**Dataset items**
[BEGIN]

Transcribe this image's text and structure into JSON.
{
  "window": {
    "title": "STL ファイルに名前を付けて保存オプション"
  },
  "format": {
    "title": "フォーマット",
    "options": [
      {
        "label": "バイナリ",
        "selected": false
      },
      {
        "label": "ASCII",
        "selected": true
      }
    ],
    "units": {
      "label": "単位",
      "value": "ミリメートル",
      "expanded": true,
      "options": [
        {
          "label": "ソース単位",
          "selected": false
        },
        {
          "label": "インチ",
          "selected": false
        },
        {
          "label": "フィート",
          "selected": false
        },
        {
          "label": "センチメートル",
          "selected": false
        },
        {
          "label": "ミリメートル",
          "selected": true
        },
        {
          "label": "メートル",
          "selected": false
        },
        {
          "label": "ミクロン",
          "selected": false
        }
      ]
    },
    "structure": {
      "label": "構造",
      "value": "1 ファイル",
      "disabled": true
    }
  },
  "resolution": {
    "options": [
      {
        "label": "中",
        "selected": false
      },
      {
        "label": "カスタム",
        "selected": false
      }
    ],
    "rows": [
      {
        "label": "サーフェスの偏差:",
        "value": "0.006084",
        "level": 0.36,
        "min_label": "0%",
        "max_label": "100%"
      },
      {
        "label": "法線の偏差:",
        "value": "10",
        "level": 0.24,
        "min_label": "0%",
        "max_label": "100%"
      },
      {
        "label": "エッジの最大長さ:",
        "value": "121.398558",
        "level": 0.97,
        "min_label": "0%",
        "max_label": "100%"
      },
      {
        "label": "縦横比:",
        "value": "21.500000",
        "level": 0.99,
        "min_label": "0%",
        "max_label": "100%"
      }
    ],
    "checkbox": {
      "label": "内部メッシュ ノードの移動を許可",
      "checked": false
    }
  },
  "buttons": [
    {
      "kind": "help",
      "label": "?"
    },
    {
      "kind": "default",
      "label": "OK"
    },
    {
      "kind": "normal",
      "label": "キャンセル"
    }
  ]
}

[END]

**Given task**
Read the data above and count the lines that include "level". Answer only with the count.

**Solution to the problem**
4